Data rows ▸
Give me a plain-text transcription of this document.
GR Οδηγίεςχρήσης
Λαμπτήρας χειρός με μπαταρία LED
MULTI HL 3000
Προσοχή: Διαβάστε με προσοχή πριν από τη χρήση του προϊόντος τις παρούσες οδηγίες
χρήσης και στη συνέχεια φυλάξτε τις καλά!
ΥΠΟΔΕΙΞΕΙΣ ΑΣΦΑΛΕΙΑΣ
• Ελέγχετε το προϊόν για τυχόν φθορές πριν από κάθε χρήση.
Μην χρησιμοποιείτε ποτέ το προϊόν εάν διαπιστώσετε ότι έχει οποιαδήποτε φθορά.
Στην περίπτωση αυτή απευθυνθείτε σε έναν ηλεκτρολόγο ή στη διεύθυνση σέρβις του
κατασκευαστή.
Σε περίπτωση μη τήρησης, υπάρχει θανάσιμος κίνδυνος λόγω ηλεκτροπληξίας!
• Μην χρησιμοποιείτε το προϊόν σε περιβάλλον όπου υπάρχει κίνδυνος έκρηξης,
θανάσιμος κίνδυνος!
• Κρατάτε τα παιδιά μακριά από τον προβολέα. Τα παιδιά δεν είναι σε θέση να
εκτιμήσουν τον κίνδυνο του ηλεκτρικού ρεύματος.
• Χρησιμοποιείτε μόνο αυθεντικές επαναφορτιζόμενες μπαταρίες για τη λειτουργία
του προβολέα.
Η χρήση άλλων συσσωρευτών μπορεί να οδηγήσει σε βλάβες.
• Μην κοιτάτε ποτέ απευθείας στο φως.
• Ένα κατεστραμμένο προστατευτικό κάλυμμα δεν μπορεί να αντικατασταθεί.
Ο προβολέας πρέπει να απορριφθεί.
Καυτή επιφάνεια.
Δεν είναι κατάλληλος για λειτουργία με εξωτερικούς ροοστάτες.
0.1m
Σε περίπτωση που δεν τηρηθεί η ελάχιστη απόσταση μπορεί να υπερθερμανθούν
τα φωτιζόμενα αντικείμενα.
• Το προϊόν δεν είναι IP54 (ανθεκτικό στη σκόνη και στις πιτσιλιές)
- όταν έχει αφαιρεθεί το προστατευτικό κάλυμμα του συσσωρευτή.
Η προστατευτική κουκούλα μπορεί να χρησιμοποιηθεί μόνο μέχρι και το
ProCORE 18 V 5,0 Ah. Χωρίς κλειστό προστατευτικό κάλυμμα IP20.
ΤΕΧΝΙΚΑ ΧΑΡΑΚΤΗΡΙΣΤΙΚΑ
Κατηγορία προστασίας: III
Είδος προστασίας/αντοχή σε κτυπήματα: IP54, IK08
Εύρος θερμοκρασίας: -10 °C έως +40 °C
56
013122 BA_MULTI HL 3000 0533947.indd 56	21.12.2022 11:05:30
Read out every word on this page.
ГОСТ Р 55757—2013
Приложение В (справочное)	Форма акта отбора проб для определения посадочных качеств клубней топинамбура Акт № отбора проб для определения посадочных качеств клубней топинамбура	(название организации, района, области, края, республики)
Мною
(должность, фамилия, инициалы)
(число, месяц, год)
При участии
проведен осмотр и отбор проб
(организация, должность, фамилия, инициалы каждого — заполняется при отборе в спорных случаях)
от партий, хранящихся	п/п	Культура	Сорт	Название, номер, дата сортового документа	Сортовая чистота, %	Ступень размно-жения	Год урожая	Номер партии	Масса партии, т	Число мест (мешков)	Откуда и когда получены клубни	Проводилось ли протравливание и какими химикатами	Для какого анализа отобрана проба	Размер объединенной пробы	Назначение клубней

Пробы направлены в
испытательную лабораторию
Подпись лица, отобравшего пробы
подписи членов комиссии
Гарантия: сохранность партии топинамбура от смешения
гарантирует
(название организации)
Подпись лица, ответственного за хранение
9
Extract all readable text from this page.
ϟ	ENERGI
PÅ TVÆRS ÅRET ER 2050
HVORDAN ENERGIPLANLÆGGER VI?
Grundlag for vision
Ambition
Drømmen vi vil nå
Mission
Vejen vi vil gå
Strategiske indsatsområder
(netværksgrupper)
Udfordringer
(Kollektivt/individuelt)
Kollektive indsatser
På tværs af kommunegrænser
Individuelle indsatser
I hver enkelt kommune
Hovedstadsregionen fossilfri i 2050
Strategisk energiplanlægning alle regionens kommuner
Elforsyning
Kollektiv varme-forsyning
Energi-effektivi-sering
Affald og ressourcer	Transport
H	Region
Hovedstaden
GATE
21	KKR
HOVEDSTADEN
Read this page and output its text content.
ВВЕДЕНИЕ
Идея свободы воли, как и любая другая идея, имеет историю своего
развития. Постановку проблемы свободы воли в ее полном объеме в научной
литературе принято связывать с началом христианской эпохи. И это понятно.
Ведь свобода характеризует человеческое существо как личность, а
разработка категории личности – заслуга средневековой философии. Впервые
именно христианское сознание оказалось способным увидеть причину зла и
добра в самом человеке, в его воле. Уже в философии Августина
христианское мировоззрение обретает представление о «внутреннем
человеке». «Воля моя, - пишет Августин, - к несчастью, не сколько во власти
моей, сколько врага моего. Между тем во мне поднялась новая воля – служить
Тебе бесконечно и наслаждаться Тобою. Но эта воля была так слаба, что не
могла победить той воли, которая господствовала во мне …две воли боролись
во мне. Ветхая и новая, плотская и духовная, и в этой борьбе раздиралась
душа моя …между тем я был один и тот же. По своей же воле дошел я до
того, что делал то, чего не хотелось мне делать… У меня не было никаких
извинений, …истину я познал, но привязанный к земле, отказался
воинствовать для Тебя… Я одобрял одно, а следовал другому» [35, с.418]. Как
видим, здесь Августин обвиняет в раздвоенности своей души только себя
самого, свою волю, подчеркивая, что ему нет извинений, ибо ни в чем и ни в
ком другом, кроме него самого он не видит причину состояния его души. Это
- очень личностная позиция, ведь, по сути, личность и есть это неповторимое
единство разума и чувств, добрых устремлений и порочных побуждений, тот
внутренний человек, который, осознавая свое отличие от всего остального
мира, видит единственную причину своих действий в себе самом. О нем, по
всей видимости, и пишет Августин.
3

Your instructions ▸
Repeat the data precisely, line by line.

Worked solution ▸
Give me a plain-text transcription of this document.
GR Οδηγίεςχρήσης
Λαμπτήρας χειρός με μπαταρία LED
MULTI HL 3000
Προσοχή: Διαβάστε με προσοχή πριν από τη χρήση του προϊόντος τις παρούσες οδηγίες
χρήσης και στη συνέχεια φυλάξτε τις καλά!
ΥΠΟΔΕΙΞΕΙΣ ΑΣΦΑΛΕΙΑΣ
• Ελέγχετε το προϊόν για τυχόν φθορές πριν από κάθε χρήση.
Μην χρησιμοποιείτε ποτέ το προϊόν εάν διαπιστώσετε ότι έχει οποιαδήποτε φθορά.
Στην περίπτωση αυτή απευθυνθείτε σε έναν ηλεκτρολόγο ή στη διεύθυνση σέρβις του
κατασκευαστή.
Σε περίπτωση μη τήρησης, υπάρχει θανάσιμος κίνδυνος λόγω ηλεκτροπληξίας!
• Μην χρησιμοποιείτε το προϊόν σε περιβάλλον όπου υπάρχει κίνδυνος έκρηξης,
θανάσιμος κίνδυνος!
• Κρατάτε τα παιδιά μακριά από τον προβολέα. Τα παιδιά δεν είναι σε θέση να
εκτιμήσουν τον κίνδυνο του ηλεκτρικού ρεύματος.
• Χρησιμοποιείτε μόνο αυθεντικές επαναφορτιζόμενες μπαταρίες για τη λειτουργία
του προβολέα.
Η χρήση άλλων συσσωρευτών μπορεί να οδηγήσει σε βλάβες.
• Μην κοιτάτε ποτέ απευθείας στο φως.
• Ένα κατεστραμμένο προστατευτικό κάλυμμα δεν μπορεί να αντικατασταθεί.
Ο προβολέας πρέπει να απορριφθεί.
Καυτή επιφάνεια.
Δεν είναι κατάλληλος για λειτουργία με εξωτερικούς ροοστάτες.
0.1m
Σε περίπτωση που δεν τηρηθεί η ελάχιστη απόσταση μπορεί να υπερθερμανθούν
τα φωτιζόμενα αντικείμενα.
• Το προϊόν δεν είναι IP54 (ανθεκτικό στη σκόνη και στις πιτσιλιές)
- όταν έχει αφαιρεθεί το προστατευτικό κάλυμμα του συσσωρευτή.
Η προστατευτική κουκούλα μπορεί να χρησιμοποιηθεί μόνο μέχρι και το
ProCORE 18 V 5,0 Ah. Χωρίς κλειστό προστατευτικό κάλυμμα IP20.
ΤΕΧΝΙΚΑ ΧΑΡΑΚΤΗΡΙΣΤΙΚΑ
Κατηγορία προστασίας: III
Είδος προστασίας/αντοχή σε κτυπήματα: IP54, IK08
Εύρος θερμοκρασίας: -10 °C έως +40 °C
56
013122 BA_MULTI HL 3000 0533947.indd 56	21.12.2022 11:05:30
Read out every word on this page.
ГОСТ Р 55757—2013
Приложение В (справочное)	Форма акта отбора проб для определения посадочных качеств клубней топинамбура Акт № отбора проб для определения посадочных качеств клубней топинамбура	(название организации, района, области, края, республики)
Мною
(должность, фамилия, инициалы)
(число, месяц, год)
При участии
проведен осмотр и отбор проб
(организация, должность, фамилия, инициалы каждого — заполняется при отборе в спорных случаях)
от партий, хранящихся	п/п	Культура	Сорт	Название, номер, дата сортового документа	Сортовая чистота, %	Ступень размно-жения	Год урожая	Номер партии	Масса партии, т	Число мест (мешков)	Откуда и когда получены клубни	Проводилось ли протравливание и какими химикатами	Для какого анализа отобрана проба	Размер объединенной пробы	Назначение клубней

Пробы направлены в
испытательную лабораторию
Подпись лица, отобравшего пробы
подписи членов комиссии
Гарантия: сохранность партии топинамбура от смешения
гарантирует
(название организации)
Подпись лица, ответственного за хранение
9
Extract all readable text from this page.
ϟ	ENERGI
PÅ TVÆRS ÅRET ER 2050
HVORDAN ENERGIPLANLÆGGER VI?
Grundlag for vision
Ambition
Drømmen vi vil nå
Mission
Vejen vi vil gå
Strategiske indsatsområder
(netværksgrupper)
Udfordringer
(Kollektivt/individuelt)
Kollektive indsatser
På tværs af kommunegrænser
Individuelle indsatser
I hver enkelt kommune
Hovedstadsregionen fossilfri i 2050
Strategisk energiplanlægning alle regionens kommuner
Elforsyning
Kollektiv varme-forsyning
Energi-effektivi-sering
Affald og ressourcer	Transport
H	Region
Hovedstaden
GATE
21	KKR
HOVEDSTADEN
Read this page and output its text content.
ВВЕДЕНИЕ
Идея свободы воли, как и любая другая идея, имеет историю своего
развития. Постановку проблемы свободы воли в ее полном объеме в научной
литературе принято связывать с началом христианской эпохи. И это понятно.
Ведь свобода характеризует человеческое существо как личность, а
разработка категории личности – заслуга средневековой философии. Впервые
именно христианское сознание оказалось способным увидеть причину зла и
добра в самом человеке, в его воле. Уже в философии Августина
христианское мировоззрение обретает представление о «внутреннем
человеке». «Воля моя, - пишет Августин, - к несчастью, не сколько во власти
моей, сколько врага моего. Между тем во мне поднялась новая воля – служить
Тебе бесконечно и наслаждаться Тобою. Но эта воля была так слаба, что не
могла победить той воли, которая господствовала во мне …две воли боролись
во мне. Ветхая и новая, плотская и духовная, и в этой борьбе раздиралась
душа моя …между тем я был один и тот же. По своей же воле дошел я до
того, что делал то, чего не хотелось мне делать… У меня не было никаких
извинений, …истину я познал, но привязанный к земле, отказался
воинствовать для Тебя… Я одобрял одно, а следовал другому» [35, с.418]. Как
видим, здесь Августин обвиняет в раздвоенности своей души только себя
самого, свою волю, подчеркивая, что ему нет извинений, ибо ни в чем и ни в
ком другом, кроме него самого он не видит причину состояния его души. Это
- очень личностная позиция, ведь, по сути, личность и есть это неповторимое
единство разума и чувств, добрых устремлений и порочных побуждений, тот
внутренний человек, который, осознавая свое отличие от всего остального
мира, видит единственную причину своих действий в себе самом. О нем, по
всей видимости, и пишет Августин.
3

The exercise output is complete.